[start Rows]

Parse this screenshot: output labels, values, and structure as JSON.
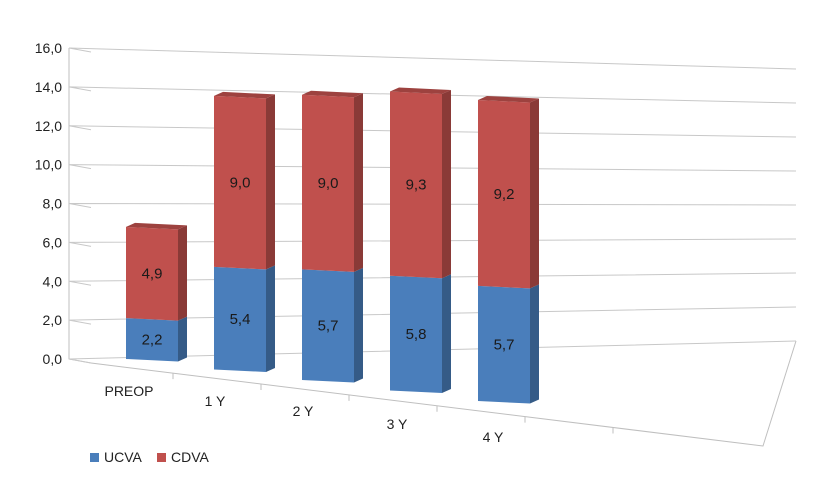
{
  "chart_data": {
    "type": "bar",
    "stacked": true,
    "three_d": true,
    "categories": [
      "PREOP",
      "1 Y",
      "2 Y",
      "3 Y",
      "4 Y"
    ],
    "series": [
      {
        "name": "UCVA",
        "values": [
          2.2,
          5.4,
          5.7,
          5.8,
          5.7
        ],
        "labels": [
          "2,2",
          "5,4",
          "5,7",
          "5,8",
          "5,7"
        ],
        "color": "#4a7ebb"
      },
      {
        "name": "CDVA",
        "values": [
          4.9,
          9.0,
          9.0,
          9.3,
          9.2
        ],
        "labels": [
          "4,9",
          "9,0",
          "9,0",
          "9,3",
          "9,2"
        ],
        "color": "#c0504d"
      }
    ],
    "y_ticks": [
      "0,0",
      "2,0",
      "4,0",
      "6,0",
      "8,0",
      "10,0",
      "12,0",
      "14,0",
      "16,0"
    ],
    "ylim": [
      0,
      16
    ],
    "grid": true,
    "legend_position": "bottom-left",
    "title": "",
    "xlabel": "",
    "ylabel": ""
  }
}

[end Rows]

Stated exercise ▸ Give back the entries verbatim. Do not include any picture.

Answer to the exercise ▸
Parse this screenshot: output labels, values, and structure as JSON.
{
  "chart_data": {
    "type": "bar",
    "stacked": true,
    "three_d": true,
    "categories": [
      "PREOP",
      "1 Y",
      "2 Y",
      "3 Y",
      "4 Y"
    ],
    "series": [
      {
        "name": "UCVA",
        "values": [
          2.2,
          5.4,
          5.7,
          5.8,
          5.7
        ],
        "labels": [
          "2,2",
          "5,4",
          "5,7",
          "5,8",
          "5,7"
        ],
        "color": "#4a7ebb"
      },
      {
        "name": "CDVA",
        "values": [
          4.9,
          9.0,
          9.0,
          9.3,
          9.2
        ],
        "labels": [
          "4,9",
          "9,0",
          "9,0",
          "9,3",
          "9,2"
        ],
        "color": "#c0504d"
      }
    ],
    "y_ticks": [
      "0,0",
      "2,0",
      "4,0",
      "6,0",
      "8,0",
      "10,0",
      "12,0",
      "14,0",
      "16,0"
    ],
    "ylim": [
      0,
      16
    ],
    "grid": true,
    "legend_position": "bottom-left",
    "title": "",
    "xlabel": "",
    "ylabel": ""
  }
}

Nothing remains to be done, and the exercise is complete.